[Region boundary data]
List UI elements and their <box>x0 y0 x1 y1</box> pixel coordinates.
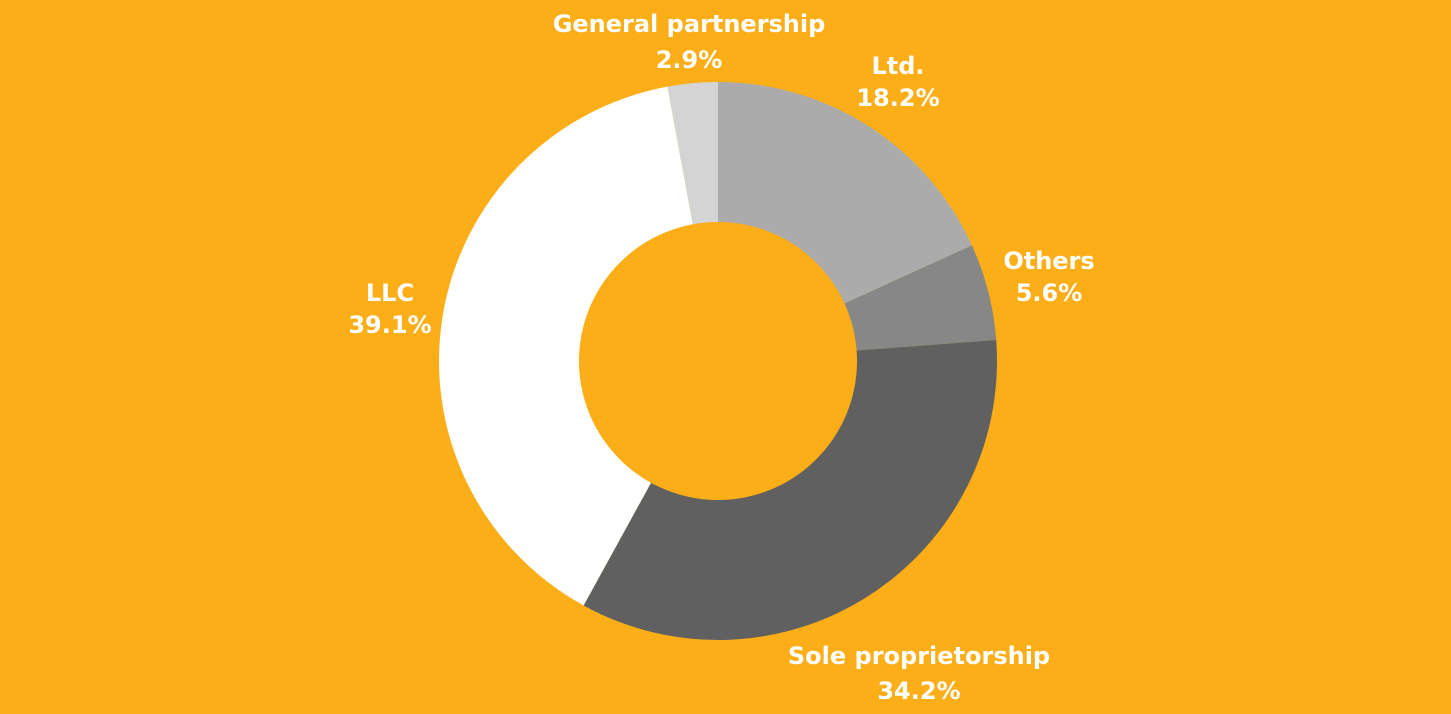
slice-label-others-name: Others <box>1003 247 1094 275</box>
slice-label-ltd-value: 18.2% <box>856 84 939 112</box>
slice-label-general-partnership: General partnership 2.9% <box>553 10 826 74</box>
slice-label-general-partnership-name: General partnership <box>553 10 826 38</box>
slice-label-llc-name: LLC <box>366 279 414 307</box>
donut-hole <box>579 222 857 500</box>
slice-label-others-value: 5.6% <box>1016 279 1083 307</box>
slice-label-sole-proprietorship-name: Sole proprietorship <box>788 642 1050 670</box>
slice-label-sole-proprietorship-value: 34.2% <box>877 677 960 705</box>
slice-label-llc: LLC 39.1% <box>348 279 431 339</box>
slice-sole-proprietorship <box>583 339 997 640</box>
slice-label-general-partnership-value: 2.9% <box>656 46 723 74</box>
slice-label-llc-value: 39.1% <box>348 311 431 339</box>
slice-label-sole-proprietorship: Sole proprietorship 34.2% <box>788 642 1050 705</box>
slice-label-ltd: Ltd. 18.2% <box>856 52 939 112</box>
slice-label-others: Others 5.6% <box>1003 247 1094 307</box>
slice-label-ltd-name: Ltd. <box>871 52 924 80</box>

• _Problem description_
Present the item lines from the one with "slice-label-others-name: Others <box>1003" up to and including the one with "slice-label-sole-proprietorship-name: Sole proprietorship" as a numbered list, leaving out any blank lines.

• _Full response_
1. slice-label-others-name: Others <box>1003 247 1094 275</box>
2. slice-label-ltd-value: 18.2% <box>856 84 939 112</box>
3. slice-label-general-partnership: General partnership 2.9% <box>553 10 826 74</box>
4. slice-label-general-partnership-name: General partnership <box>553 10 826 38</box>
5. slice-label-llc-name: LLC <box>366 279 414 307</box>
6. donut-hole <box>579 222 857 500</box>
7. slice-label-others-value: 5.6% <box>1016 279 1083 307</box>
8. slice-label-sole-proprietorship-name: Sole proprietorship <box>788 642 1050 670</box>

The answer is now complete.